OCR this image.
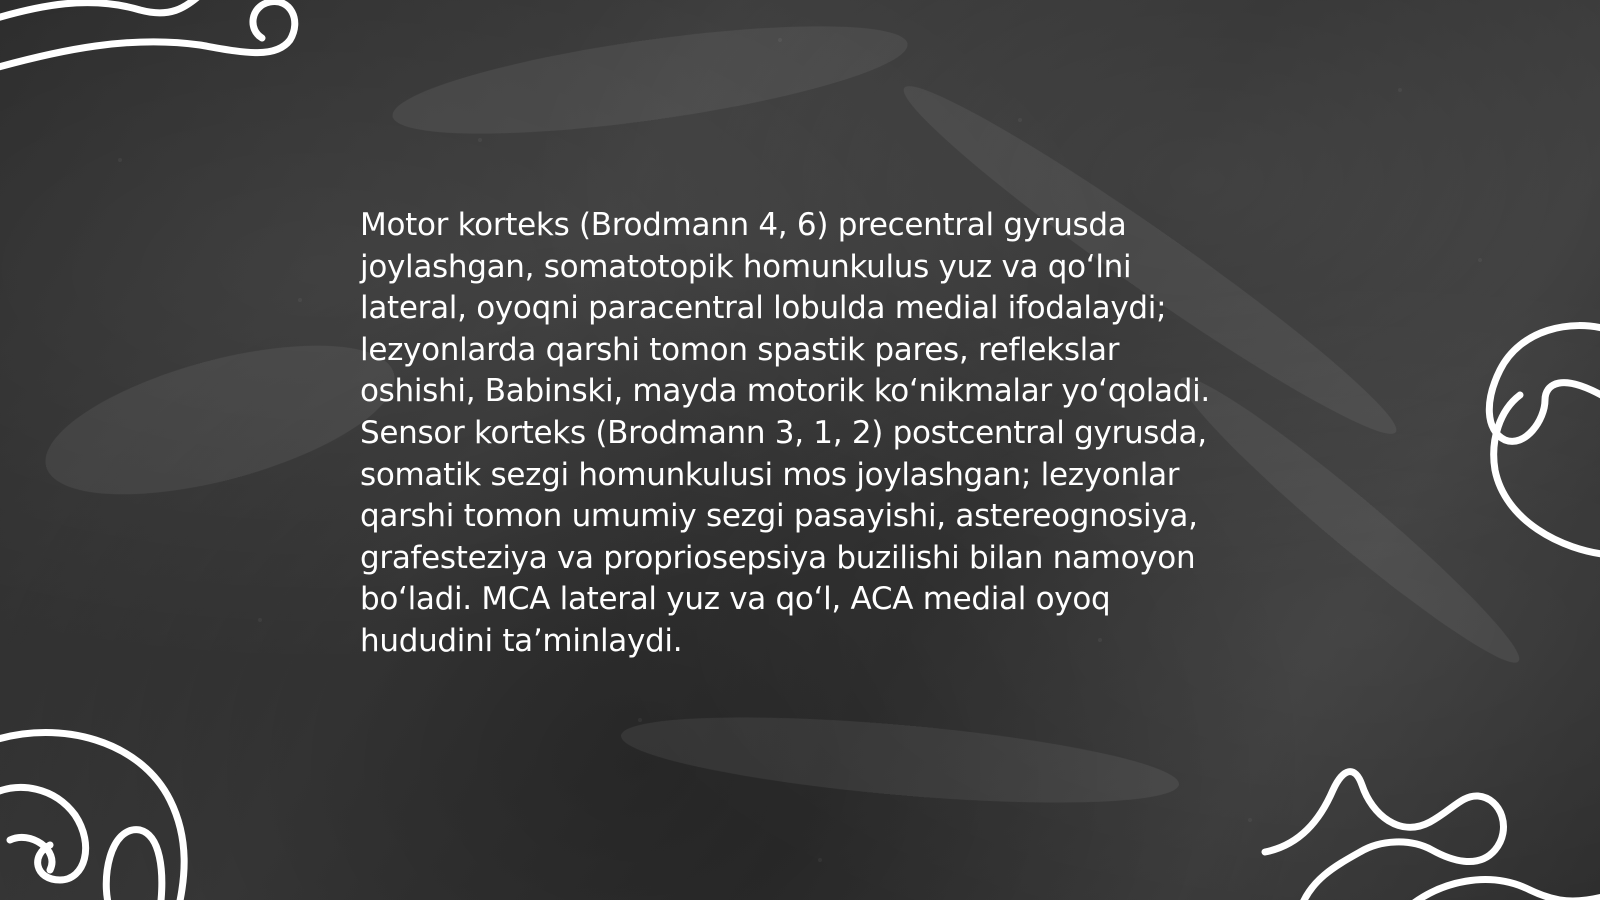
Motor korteks (Brodmann 4, 6) precentral gyrusda joylashgan, somatotopik homunkulus yuz va qoʻlni lateral, oyoqni paracentral lobulda medial ifodalaydi; lezyonlarda qarshi tomon spastik pares, reflekslar oshishi, Babinski, mayda motorik koʻnikmalar yoʻqoladi. Sensor korteks (Brodmann 3, 1, 2) postcentral gyrusda, somatik sezgi homunkulusi mos joylashgan; lezyonlar qarshi tomon umumiy sezgi pasayishi, astereognosiya, grafesteziya va propriosepsiya buzilishi bilan namoyon boʻladi. MCA lateral yuz va qoʻl, ACA medial oyoq hududini taʼminlaydi.
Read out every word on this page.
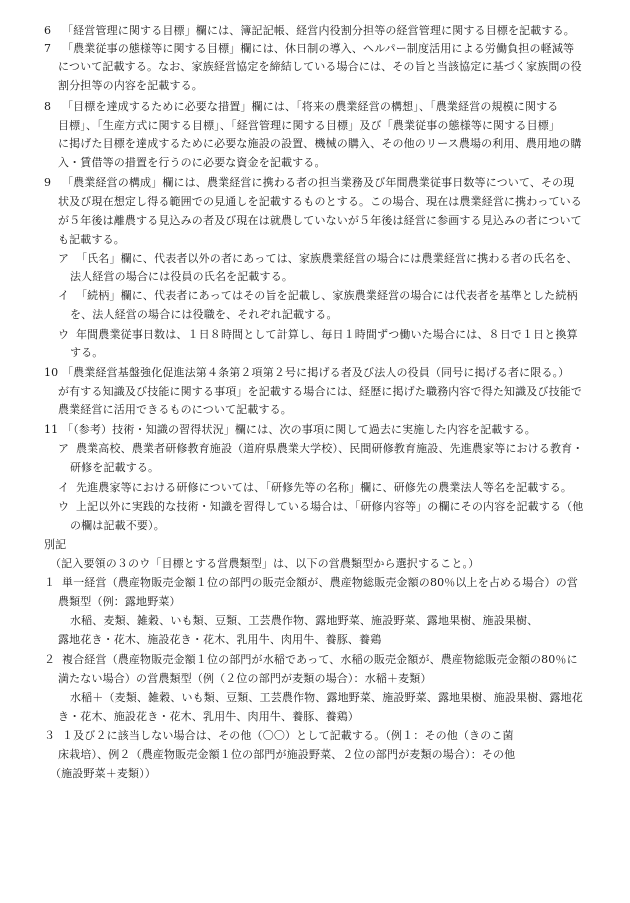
6 「経営管理に関する目標」欄には、簿記記帳、経営内役割分担等の経営管理に関する目標を記載する。
7 「農業従事の態様等に関する目標」欄には、休日制の導入、ヘルパー制度活用による労働負担の軽減等
について記載する。なお、家族経営協定を締結している場合には、その旨と当該協定に基づく家族間の役
割分担等の内容を記載する。
8 「目標を達成するために必要な措置」欄には、「将来の農業経営の構想」、「農業経営の規模に関する
目標」、「生産方式に関する目標」、「経営管理に関する目標」及び「農業従事の態様等に関する目標」
に掲げた目標を達成するために必要な施設の設置、機械の購入、その他のリース農場の利用、農用地の購
入・賃借等の措置を行うのに必要な資金を記載する。
9 「農業経営の構成」欄には、農業経営に携わる者の担当業務及び年間農業従事日数等について、その現
状及び現在想定し得る範囲での見通しを記載するものとする。この場合、現在は農業経営に携わっている
が５年後は離農する見込みの者及び現在は就農していないが５年後は経営に参画する見込みの者について
も記載する。
ア 「氏名」欄に、代表者以外の者にあっては、家族農業経営の場合には農業経営に携わる者の氏名を、
法人経営の場合には役員の氏名を記載する。
イ 「続柄」欄に、代表者にあってはその旨を記載し、家族農業経営の場合には代表者を基準とした続柄
を、法人経営の場合には役職を、それぞれ記載する。
ウ 年間農業従事日数は、１日８時間として計算し、毎日１時間ずつ働いた場合には、８日で１日と換算
する。
10 「農業経営基盤強化促進法第４条第２項第２号に掲げる者及び法人の役員（同号に掲げる者に限る。）
が有する知識及び技能に関する事項」を記載する場合には、経歴に掲げた職務内容で得た知識及び技能で
農業経営に活用できるものについて記載する。
11 「（参考）技術・知識の習得状況」欄には、次の事項に関して過去に実施した内容を記載する。
ア 農業高校、農業者研修教育施設（道府県農業大学校）、民間研修教育施設、先進農家等における教育・
研修を記載する。
イ 先進農家等における研修については、「研修先等の名称」欄に、研修先の農業法人等名を記載する。
ウ 上記以外に実践的な技術・知識を習得している場合は、「研修内容等」の欄にその内容を記載する（他
の欄は記載不要）。
別記
（記入要領の３のウ「目標とする営農類型」は、以下の営農類型から選択すること。）
１ 単一経営（農産物販売金額１位の部門の販売金額が、農産物総販売金額の80％以上を占める場合）の営
農類型（例：露地野菜）
水稲、麦類、雑穀、いも類、豆類、工芸農作物、露地野菜、施設野菜、露地果樹、施設果樹、
露地花き・花木、施設花き・花木、乳用牛、肉用牛、養豚、養鶏
２ 複合経営（農産物販売金額１位の部門が水稲であって、水稲の販売金額が、農産物総販売金額の80％に
満たない場合）の営農類型（例（２位の部門が麦類の場合）：水稲＋麦類）
水稲＋（麦類、雑穀、いも類、豆類、工芸農作物、露地野菜、施設野菜、露地果樹、施設果樹、露地花
き・花木、施設花き・花木、乳用牛、肉用牛、養豚、養鶏）
３ １及び２に該当しない場合は、その他（〇〇）として記載する。（例１：その他（きのこ菌
床栽培）、例２（農産物販売金額１位の部門が施設野菜、２位の部門が麦類の場合）：その他
（施設野菜＋麦類））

= = = = = = =

» TASK OBJECTIVE
Each record above should come back exactly the same, only without its pictures.

» WRITTEN SOLUTION
OCR this image.
Motor korteks (Brodmann 4, 6) precentral gyrusda joylashgan, somatotopik homunkulus yuz va qoʻlni lateral, oyoqni paracentral lobulda medial ifodalaydi; lezyonlarda qarshi tomon spastik pares, reflekslar oshishi, Babinski, mayda motorik koʻnikmalar yoʻqoladi. Sensor korteks (Brodmann 3, 1, 2) postcentral gyrusda, somatik sezgi homunkulusi mos joylashgan; lezyonlar qarshi tomon umumiy sezgi pasayishi, astereognosiya, grafesteziya va propriosepsiya buzilishi bilan namoyon boʻladi. MCA lateral yuz va qoʻl, ACA medial oyoq hududini taʼminlaydi.
Read out every word on this page.
6 「経営管理に関する目標」欄には、簿記記帳、経営内役割分担等の経営管理に関する目標を記載する。
7 「農業従事の態様等に関する目標」欄には、休日制の導入、ヘルパー制度活用による労働負担の軽減等
について記載する。なお、家族経営協定を締結している場合には、その旨と当該協定に基づく家族間の役
割分担等の内容を記載する。
8 「目標を達成するために必要な措置」欄には、「将来の農業経営の構想」、「農業経営の規模に関する
目標」、「生産方式に関する目標」、「経営管理に関する目標」及び「農業従事の態様等に関する目標」
に掲げた目標を達成するために必要な施設の設置、機械の購入、その他のリース農場の利用、農用地の購
入・賃借等の措置を行うのに必要な資金を記載する。
9 「農業経営の構成」欄には、農業経営に携わる者の担当業務及び年間農業従事日数等について、その現
状及び現在想定し得る範囲での見通しを記載するものとする。この場合、現在は農業経営に携わっている
が５年後は離農する見込みの者及び現在は就農していないが５年後は経営に参画する見込みの者について
も記載する。
ア 「氏名」欄に、代表者以外の者にあっては、家族農業経営の場合には農業経営に携わる者の氏名を、
法人経営の場合には役員の氏名を記載する。
イ 「続柄」欄に、代表者にあってはその旨を記載し、家族農業経営の場合には代表者を基準とした続柄
を、法人経営の場合には役職を、それぞれ記載する。
ウ 年間農業従事日数は、１日８時間として計算し、毎日１時間ずつ働いた場合には、８日で１日と換算
する。
10 「農業経営基盤強化促進法第４条第２項第２号に掲げる者及び法人の役員（同号に掲げる者に限る。）
が有する知識及び技能に関する事項」を記載する場合には、経歴に掲げた職務内容で得た知識及び技能で
農業経営に活用できるものについて記載する。
11 「（参考）技術・知識の習得状況」欄には、次の事項に関して過去に実施した内容を記載する。
ア 農業高校、農業者研修教育施設（道府県農業大学校）、民間研修教育施設、先進農家等における教育・
研修を記載する。
イ 先進農家等における研修については、「研修先等の名称」欄に、研修先の農業法人等名を記載する。
ウ 上記以外に実践的な技術・知識を習得している場合は、「研修内容等」の欄にその内容を記載する（他
の欄は記載不要）。
別記
（記入要領の３のウ「目標とする営農類型」は、以下の営農類型から選択すること。）
１ 単一経営（農産物販売金額１位の部門の販売金額が、農産物総販売金額の80％以上を占める場合）の営
農類型（例：露地野菜）
水稲、麦類、雑穀、いも類、豆類、工芸農作物、露地野菜、施設野菜、露地果樹、施設果樹、
露地花き・花木、施設花き・花木、乳用牛、肉用牛、養豚、養鶏
２ 複合経営（農産物販売金額１位の部門が水稲であって、水稲の販売金額が、農産物総販売金額の80％に
満たない場合）の営農類型（例（２位の部門が麦類の場合）：水稲＋麦類）
水稲＋（麦類、雑穀、いも類、豆類、工芸農作物、露地野菜、施設野菜、露地果樹、施設果樹、露地花
き・花木、施設花き・花木、乳用牛、肉用牛、養豚、養鶏）
３ １及び２に該当しない場合は、その他（〇〇）として記載する。（例１：その他（きのこ菌
床栽培）、例２（農産物販売金額１位の部門が施設野菜、２位の部門が麦類の場合）：その他
（施設野菜＋麦類））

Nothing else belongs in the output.